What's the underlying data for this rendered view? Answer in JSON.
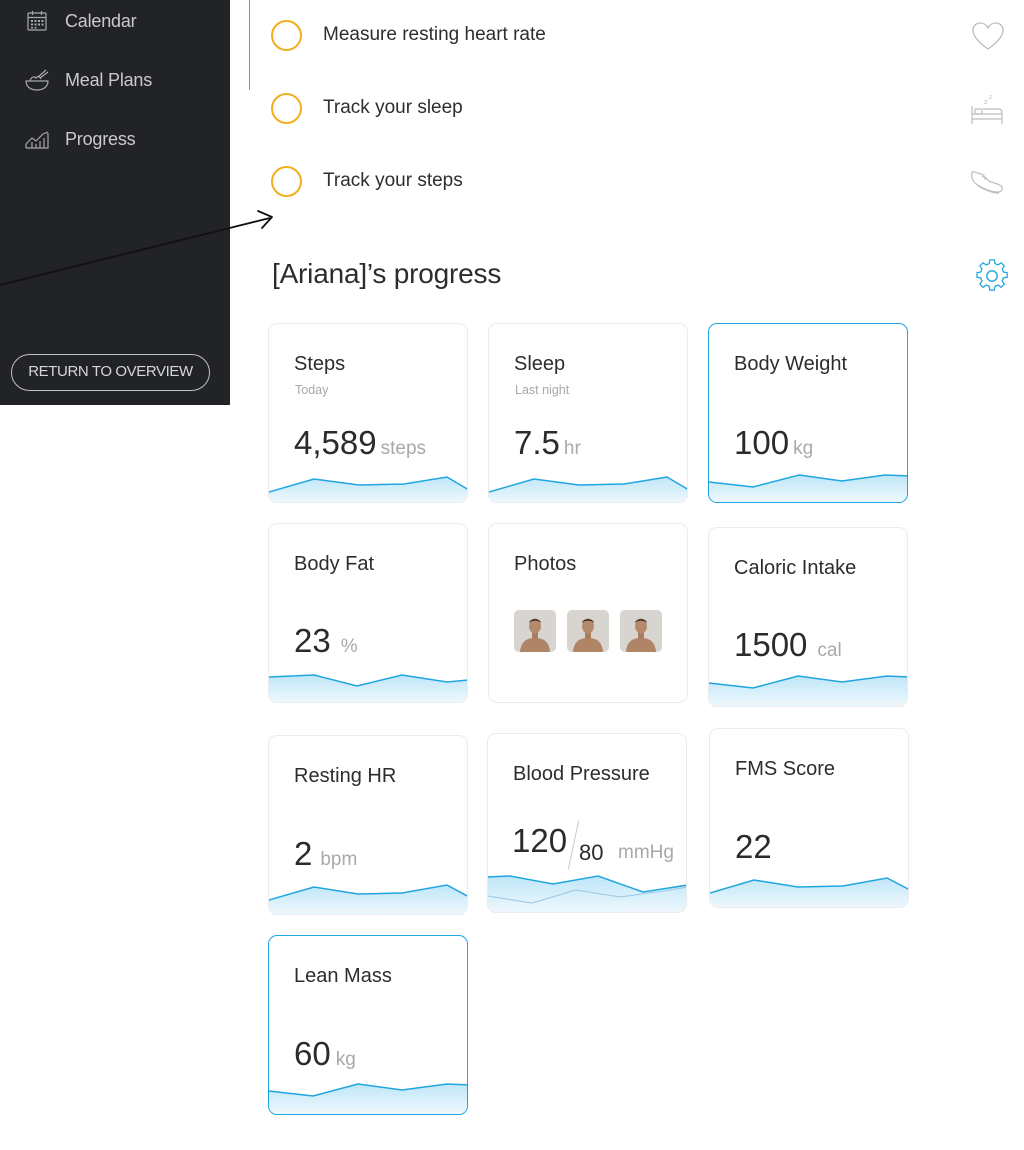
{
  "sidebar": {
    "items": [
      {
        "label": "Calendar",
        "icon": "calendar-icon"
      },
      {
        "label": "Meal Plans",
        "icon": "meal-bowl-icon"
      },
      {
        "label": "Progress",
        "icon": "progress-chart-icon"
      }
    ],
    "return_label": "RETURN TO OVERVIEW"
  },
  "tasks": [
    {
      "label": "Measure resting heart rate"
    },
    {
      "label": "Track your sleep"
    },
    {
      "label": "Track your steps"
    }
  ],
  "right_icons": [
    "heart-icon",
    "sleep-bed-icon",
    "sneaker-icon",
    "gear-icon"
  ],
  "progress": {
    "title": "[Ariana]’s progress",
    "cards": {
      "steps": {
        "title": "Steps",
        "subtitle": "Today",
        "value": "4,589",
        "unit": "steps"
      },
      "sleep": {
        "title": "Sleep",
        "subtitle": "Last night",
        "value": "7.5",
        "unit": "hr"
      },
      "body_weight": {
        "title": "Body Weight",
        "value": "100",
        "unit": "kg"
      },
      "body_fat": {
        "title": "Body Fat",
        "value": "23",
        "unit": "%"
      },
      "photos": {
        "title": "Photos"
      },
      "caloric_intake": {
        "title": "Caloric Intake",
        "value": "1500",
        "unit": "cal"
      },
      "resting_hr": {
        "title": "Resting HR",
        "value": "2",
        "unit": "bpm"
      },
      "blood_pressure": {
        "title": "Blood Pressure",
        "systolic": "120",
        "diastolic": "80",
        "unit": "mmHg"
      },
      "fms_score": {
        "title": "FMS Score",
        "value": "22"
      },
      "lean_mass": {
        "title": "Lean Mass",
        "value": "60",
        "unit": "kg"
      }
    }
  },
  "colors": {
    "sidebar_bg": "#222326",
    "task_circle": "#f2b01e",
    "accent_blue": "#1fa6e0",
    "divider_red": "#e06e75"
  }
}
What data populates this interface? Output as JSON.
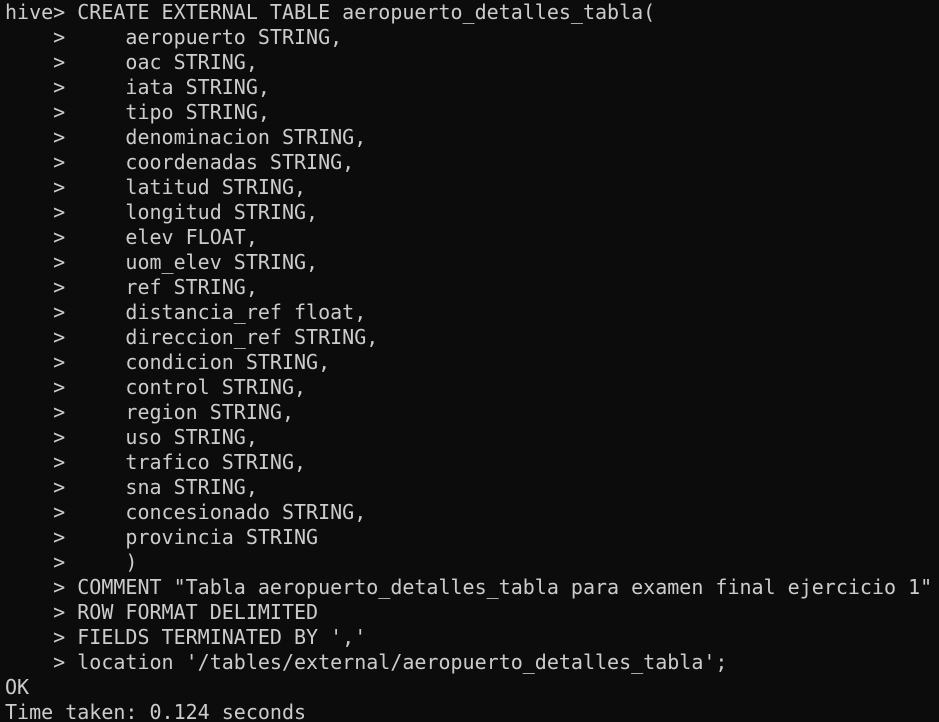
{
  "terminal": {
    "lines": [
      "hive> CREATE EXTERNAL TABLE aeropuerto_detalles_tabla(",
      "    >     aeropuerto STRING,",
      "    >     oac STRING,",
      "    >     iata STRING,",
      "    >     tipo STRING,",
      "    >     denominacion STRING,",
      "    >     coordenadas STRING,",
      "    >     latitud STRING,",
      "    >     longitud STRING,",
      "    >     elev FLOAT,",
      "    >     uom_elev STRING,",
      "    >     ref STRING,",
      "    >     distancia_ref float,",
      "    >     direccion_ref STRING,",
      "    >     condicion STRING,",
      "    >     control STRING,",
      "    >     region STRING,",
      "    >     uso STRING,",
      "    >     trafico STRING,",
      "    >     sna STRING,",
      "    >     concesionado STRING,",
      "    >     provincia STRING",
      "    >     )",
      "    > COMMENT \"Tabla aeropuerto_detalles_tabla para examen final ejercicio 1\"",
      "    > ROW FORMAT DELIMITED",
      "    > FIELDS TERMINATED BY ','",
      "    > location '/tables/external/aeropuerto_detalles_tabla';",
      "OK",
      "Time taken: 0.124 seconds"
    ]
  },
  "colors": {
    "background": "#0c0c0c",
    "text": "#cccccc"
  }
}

● Exercise details: Could you repeat all of the material exactly? Pictures should not be copied.

● The result:
What's the underlying data for this rendered view? Answer in JSON.
{
  "sidebar": {
    "items": [
      {
        "label": "Calendar",
        "icon": "calendar-icon"
      },
      {
        "label": "Meal Plans",
        "icon": "meal-bowl-icon"
      },
      {
        "label": "Progress",
        "icon": "progress-chart-icon"
      }
    ],
    "return_label": "RETURN TO OVERVIEW"
  },
  "tasks": [
    {
      "label": "Measure resting heart rate"
    },
    {
      "label": "Track your sleep"
    },
    {
      "label": "Track your steps"
    }
  ],
  "right_icons": [
    "heart-icon",
    "sleep-bed-icon",
    "sneaker-icon",
    "gear-icon"
  ],
  "progress": {
    "title": "[Ariana]’s progress",
    "cards": {
      "steps": {
        "title": "Steps",
        "subtitle": "Today",
        "value": "4,589",
        "unit": "steps"
      },
      "sleep": {
        "title": "Sleep",
        "subtitle": "Last night",
        "value": "7.5",
        "unit": "hr"
      },
      "body_weight": {
        "title": "Body Weight",
        "value": "100",
        "unit": "kg"
      },
      "body_fat": {
        "title": "Body Fat",
        "value": "23",
        "unit": "%"
      },
      "photos": {
        "title": "Photos"
      },
      "caloric_intake": {
        "title": "Caloric Intake",
        "value": "1500",
        "unit": "cal"
      },
      "resting_hr": {
        "title": "Resting HR",
        "value": "2",
        "unit": "bpm"
      },
      "blood_pressure": {
        "title": "Blood Pressure",
        "systolic": "120",
        "diastolic": "80",
        "unit": "mmHg"
      },
      "fms_score": {
        "title": "FMS Score",
        "value": "22"
      },
      "lean_mass": {
        "title": "Lean Mass",
        "value": "60",
        "unit": "kg"
      }
    }
  },
  "colors": {
    "sidebar_bg": "#222326",
    "task_circle": "#f2b01e",
    "accent_blue": "#1fa6e0",
    "divider_red": "#e06e75"
  }
}
What data populates this interface? Output as JSON.
{
  "terminal": {
    "lines": [
      "hive> CREATE EXTERNAL TABLE aeropuerto_detalles_tabla(",
      "    >     aeropuerto STRING,",
      "    >     oac STRING,",
      "    >     iata STRING,",
      "    >     tipo STRING,",
      "    >     denominacion STRING,",
      "    >     coordenadas STRING,",
      "    >     latitud STRING,",
      "    >     longitud STRING,",
      "    >     elev FLOAT,",
      "    >     uom_elev STRING,",
      "    >     ref STRING,",
      "    >     distancia_ref float,",
      "    >     direccion_ref STRING,",
      "    >     condicion STRING,",
      "    >     control STRING,",
      "    >     region STRING,",
      "    >     uso STRING,",
      "    >     trafico STRING,",
      "    >     sna STRING,",
      "    >     concesionado STRING,",
      "    >     provincia STRING",
      "    >     )",
      "    > COMMENT \"Tabla aeropuerto_detalles_tabla para examen final ejercicio 1\"",
      "    > ROW FORMAT DELIMITED",
      "    > FIELDS TERMINATED BY ','",
      "    > location '/tables/external/aeropuerto_detalles_tabla';",
      "OK",
      "Time taken: 0.124 seconds"
    ]
  },
  "colors": {
    "background": "#0c0c0c",
    "text": "#cccccc"
  }
}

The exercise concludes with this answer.